Start of Passage given

AFGHAN MEMORIES - "Lost in a Khemr and a Hijab"
Bachi Karkaria’s article (25 th Nov’s Sunday Times) tickled my Afghan memories afresh. She was narrating her experiences of conducting a media workshop in Cairo similar to the one I conducted in Faizabad recently. She had taken poetic license to explain her “shrouded” existence - mildly exaggerating her experience of being totally consumed by “the more severe version of a hijab called khemar” (incidentally in the local Afghan lingo the same is known as a “chowdhury”), but I understood her feelings of being suddenly robbed of an urban identity and stamped as “one of the herd”.
While the burka may seen as a “confining” tradition even by a modern Muslim woman, the hijab or the head cover is still very much a part her ensemble ,as soon as she reaches puberty, anywhere, in the Moslem world . The more enlightened Muslim women would prefer to go out without a burkha but not a hijab. I surprisingly didn’t find it to odd and could easily blend with that trend considering I have seen a lot of my people back home always covering their heads in the presence of their elders, and during religious activities.
The tradition of “hijab” I found can be traced back to the ancient Persian Culture. The Persian princesses wore it as a style statement to denote prestige and high social rank. The simple cloth became a tiara or a crown but a head gear was always more than just an adornment for a woman. It is also is a very old Semite costume. The Jews covered their heads and so did the good Christians. You can find veiled women in the Bible .Infact there is a stated commandment for a woman to cover her head in the Bible but none whatsoever in the Koran. Modesty in dressing is what is advocated in Koran and it equally implies to men. At the time of the Prophet, only the prophet’s wife used to wear the hijab . Very gradually it must have become the sign of a particular religion, as did the “cross” to Christians.

End of Passage given
Start of Data listing

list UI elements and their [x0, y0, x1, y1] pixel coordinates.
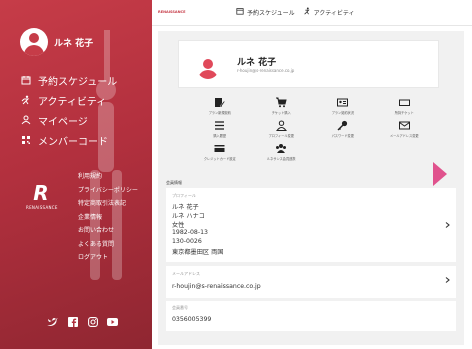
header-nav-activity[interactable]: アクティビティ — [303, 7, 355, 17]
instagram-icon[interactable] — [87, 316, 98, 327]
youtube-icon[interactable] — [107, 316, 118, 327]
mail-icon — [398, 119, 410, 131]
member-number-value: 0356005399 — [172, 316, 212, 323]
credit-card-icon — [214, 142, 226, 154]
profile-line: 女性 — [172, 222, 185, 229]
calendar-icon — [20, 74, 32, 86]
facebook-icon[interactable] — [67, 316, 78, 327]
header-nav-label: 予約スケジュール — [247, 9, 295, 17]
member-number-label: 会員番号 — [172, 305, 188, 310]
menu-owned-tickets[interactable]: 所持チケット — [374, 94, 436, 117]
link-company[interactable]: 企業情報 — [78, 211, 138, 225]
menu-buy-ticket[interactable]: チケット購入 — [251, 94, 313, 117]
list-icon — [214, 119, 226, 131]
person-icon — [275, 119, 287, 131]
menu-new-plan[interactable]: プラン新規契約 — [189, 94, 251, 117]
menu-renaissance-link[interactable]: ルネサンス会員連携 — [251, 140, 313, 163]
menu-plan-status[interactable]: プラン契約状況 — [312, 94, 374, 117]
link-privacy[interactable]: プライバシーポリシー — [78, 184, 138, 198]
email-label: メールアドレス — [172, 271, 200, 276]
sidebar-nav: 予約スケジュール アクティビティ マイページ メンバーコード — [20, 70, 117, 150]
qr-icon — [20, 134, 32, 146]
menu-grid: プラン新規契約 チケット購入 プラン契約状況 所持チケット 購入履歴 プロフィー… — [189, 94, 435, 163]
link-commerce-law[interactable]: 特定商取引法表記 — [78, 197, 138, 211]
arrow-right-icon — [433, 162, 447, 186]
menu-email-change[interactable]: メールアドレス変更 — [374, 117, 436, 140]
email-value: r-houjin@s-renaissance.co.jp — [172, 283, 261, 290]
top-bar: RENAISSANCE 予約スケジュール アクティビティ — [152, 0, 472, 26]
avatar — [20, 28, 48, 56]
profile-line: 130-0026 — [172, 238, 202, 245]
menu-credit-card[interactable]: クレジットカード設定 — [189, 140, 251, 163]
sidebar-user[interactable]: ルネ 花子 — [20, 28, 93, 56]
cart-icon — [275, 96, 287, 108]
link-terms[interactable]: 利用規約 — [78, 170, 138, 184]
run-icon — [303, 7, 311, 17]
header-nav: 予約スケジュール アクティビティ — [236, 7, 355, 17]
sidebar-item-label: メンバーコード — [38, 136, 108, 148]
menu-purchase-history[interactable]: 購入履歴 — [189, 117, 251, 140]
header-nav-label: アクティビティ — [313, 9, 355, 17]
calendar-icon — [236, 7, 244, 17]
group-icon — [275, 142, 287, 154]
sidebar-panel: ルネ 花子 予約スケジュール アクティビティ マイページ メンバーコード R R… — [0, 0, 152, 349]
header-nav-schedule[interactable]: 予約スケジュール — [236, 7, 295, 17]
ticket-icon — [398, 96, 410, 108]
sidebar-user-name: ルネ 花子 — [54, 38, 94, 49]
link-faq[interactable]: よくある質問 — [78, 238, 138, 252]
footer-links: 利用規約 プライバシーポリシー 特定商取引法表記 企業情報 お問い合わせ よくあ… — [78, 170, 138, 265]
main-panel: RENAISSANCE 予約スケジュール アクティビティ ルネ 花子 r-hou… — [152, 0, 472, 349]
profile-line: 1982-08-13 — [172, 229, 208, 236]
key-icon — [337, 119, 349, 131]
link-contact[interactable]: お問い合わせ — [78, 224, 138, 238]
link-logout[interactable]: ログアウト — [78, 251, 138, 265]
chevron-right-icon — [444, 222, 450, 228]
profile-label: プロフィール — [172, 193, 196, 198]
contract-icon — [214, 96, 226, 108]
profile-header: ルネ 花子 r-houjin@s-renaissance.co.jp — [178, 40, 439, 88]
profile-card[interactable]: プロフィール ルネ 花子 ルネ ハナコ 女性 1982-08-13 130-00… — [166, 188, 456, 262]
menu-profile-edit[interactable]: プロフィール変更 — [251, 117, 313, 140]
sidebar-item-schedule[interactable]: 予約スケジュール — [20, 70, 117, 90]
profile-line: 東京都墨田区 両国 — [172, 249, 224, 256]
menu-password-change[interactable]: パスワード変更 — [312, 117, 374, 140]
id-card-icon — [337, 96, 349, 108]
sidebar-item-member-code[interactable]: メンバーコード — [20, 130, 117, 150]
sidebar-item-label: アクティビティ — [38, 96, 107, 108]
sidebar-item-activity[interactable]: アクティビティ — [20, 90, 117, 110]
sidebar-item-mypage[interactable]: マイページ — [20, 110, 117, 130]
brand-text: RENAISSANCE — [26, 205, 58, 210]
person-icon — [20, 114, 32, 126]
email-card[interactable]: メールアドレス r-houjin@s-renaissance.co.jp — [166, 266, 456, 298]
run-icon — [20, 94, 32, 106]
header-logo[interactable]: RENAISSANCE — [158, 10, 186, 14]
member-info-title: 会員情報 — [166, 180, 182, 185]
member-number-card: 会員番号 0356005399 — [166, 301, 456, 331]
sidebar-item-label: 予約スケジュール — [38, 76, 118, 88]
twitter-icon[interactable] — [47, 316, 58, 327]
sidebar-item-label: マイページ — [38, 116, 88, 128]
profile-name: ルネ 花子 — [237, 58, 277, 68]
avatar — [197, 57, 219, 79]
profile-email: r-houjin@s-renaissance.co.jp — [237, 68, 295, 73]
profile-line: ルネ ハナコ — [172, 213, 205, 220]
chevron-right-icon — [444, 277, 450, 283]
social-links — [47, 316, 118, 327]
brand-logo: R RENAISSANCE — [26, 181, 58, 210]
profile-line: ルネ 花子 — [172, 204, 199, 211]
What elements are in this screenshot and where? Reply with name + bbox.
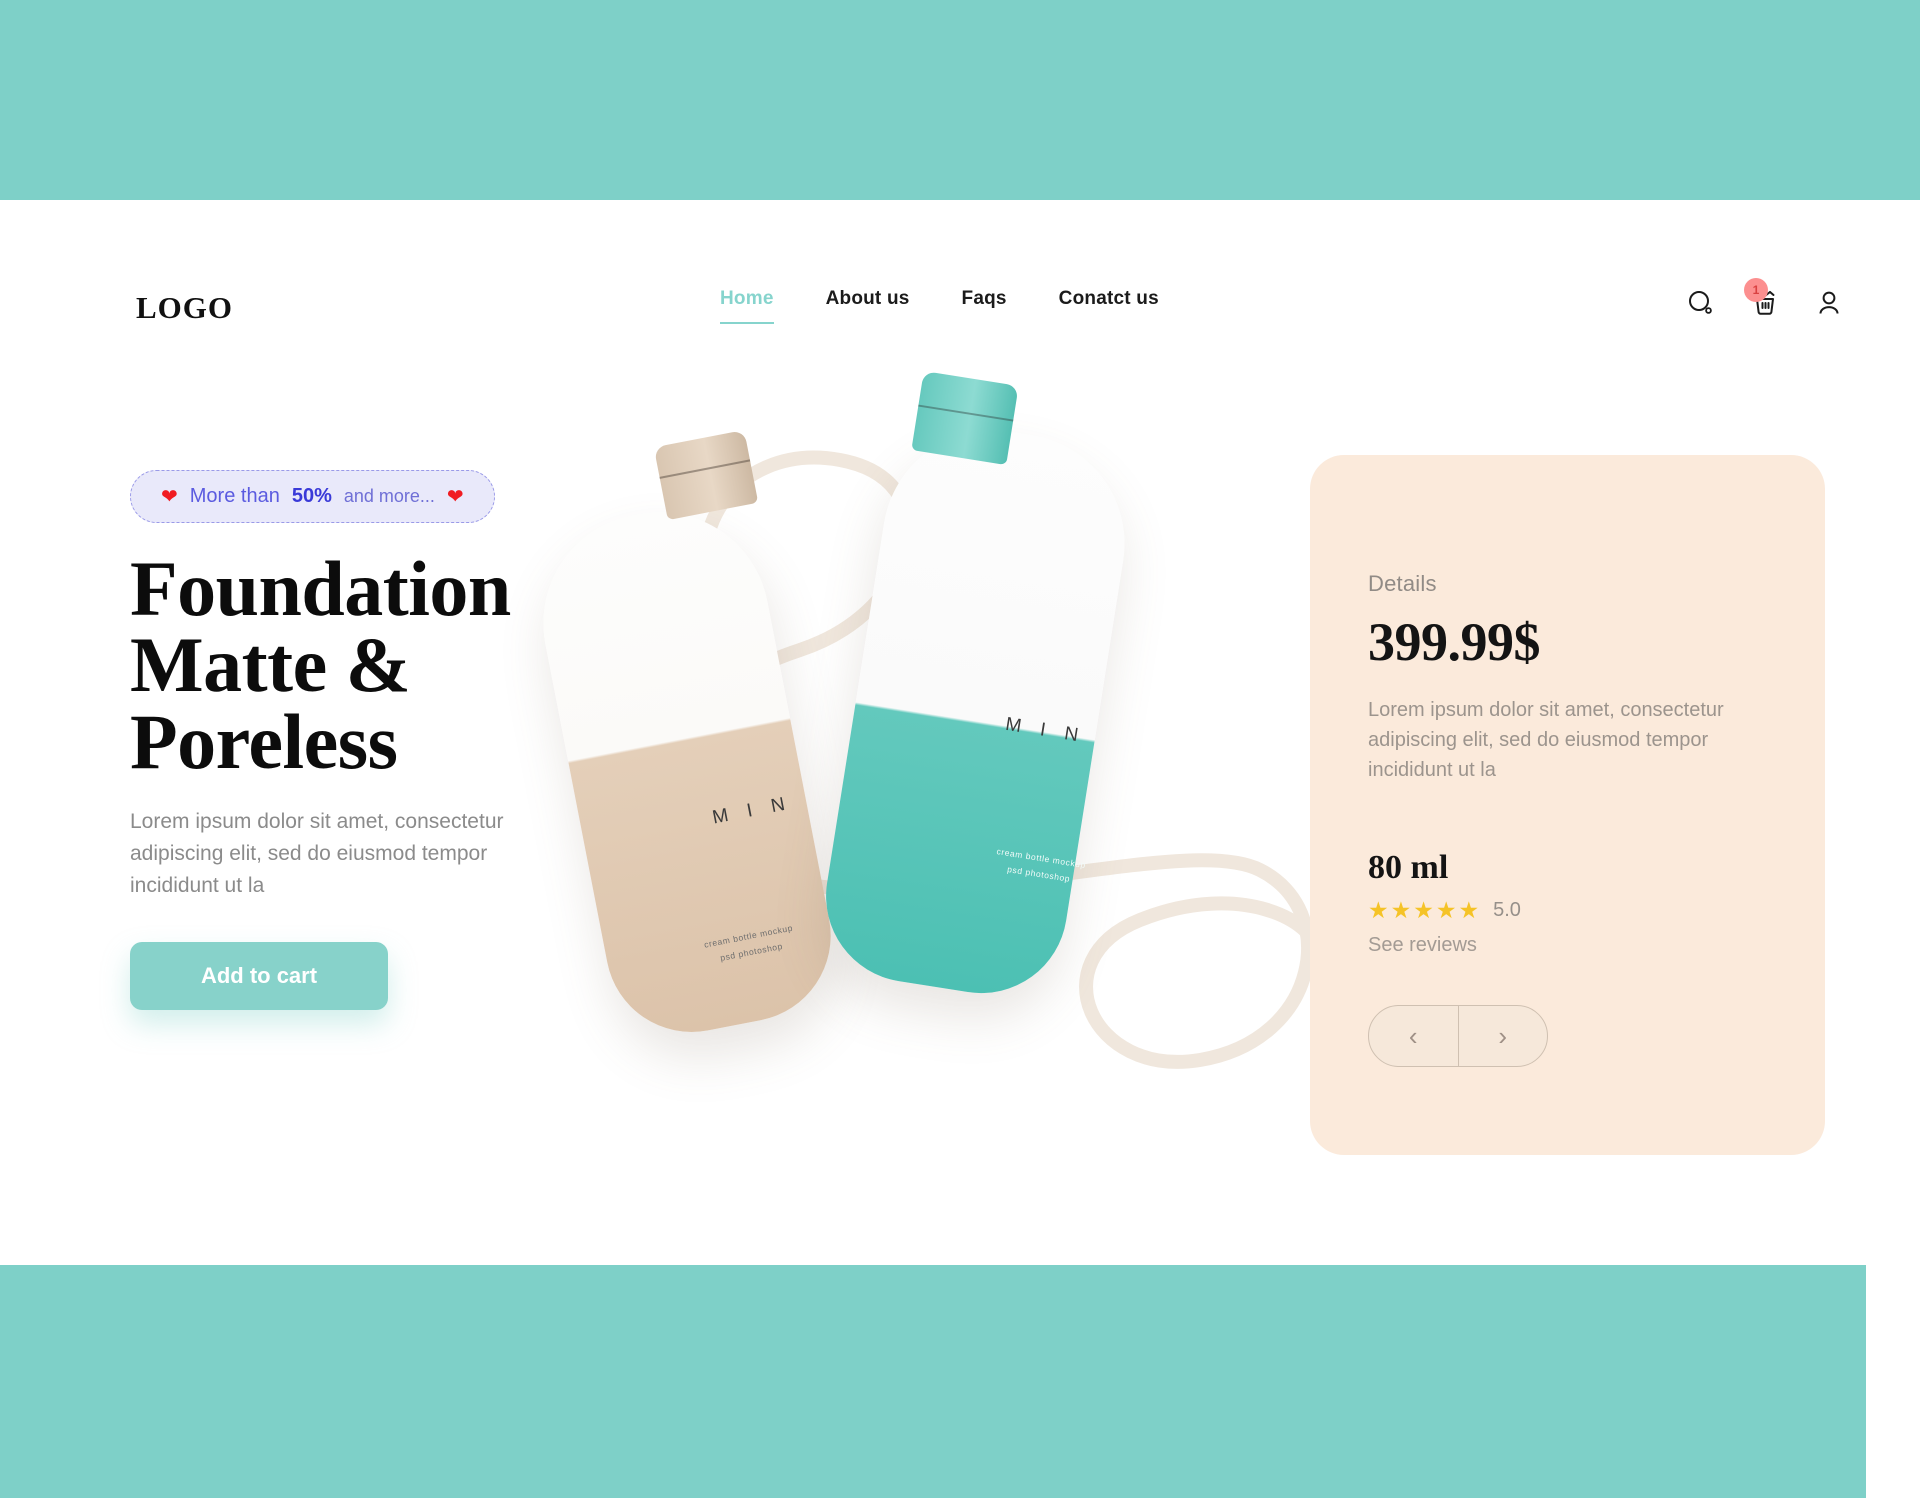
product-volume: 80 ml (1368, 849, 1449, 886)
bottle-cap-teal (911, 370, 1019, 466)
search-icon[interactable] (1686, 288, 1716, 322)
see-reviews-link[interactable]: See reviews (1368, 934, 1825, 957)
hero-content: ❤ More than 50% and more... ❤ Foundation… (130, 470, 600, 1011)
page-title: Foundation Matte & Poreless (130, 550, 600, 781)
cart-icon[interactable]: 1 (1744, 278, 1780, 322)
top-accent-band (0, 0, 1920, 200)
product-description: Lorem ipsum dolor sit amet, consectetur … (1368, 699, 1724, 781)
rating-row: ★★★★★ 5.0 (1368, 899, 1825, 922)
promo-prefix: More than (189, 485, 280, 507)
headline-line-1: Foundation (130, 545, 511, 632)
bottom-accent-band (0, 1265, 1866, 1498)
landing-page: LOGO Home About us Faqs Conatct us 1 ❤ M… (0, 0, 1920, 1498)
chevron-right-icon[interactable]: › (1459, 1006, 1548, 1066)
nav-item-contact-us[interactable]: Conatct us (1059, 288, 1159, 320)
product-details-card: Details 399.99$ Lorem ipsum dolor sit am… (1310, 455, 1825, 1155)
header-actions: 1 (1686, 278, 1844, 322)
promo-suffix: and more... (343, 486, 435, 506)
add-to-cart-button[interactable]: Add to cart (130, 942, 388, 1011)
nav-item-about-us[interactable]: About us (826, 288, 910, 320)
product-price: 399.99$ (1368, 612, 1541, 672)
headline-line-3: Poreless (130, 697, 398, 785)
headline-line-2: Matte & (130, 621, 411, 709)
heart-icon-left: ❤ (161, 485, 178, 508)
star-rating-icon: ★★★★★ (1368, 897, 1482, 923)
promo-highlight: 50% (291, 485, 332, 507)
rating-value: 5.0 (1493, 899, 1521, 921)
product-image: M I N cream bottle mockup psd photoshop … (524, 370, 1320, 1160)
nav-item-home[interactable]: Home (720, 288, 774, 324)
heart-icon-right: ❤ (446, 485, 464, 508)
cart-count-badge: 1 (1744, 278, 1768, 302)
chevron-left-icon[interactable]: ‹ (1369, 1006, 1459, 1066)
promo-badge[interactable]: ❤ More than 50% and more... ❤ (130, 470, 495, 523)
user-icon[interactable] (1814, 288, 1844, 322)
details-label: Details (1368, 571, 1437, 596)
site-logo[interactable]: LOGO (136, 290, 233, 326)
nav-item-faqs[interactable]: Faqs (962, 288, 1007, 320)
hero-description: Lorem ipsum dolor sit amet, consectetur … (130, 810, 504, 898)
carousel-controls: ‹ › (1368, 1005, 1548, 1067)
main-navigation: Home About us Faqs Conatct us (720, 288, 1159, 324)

End of Data listing

### Challenges
[1] Answer these questions using the Afghan memories passage:
(a) In which city did the writer recently conduct a media workshop?
(b) By what name is the khemar known in the local Afghan lingo?
(c) To which ancient culture does the passage trace the tradition of the hijab?
[2] Reproduce the Afghan memories passage from "While the burka" up to and including "during religious activities.", renaming "hijab" as "headscarf" throughout.

### Answers to the exercises
[1]
(a) Faizabad
(b) A "chowdhury"
(c) Ancient Persian culture

[2]
While the burka may seen as a “confining” tradition even by a modern Muslim woman, the headscarf or the head cover is still very much a part her ensemble ,as soon as she reaches puberty, anywhere, in the Moslem world . The more enlightened Muslim women would prefer to go out without a burkha but not a headscarf. I surprisingly didn’t find it to odd and could easily blend with that trend considering I have seen a lot of my people back home always covering their heads in the presence of their elders, and during religious activities.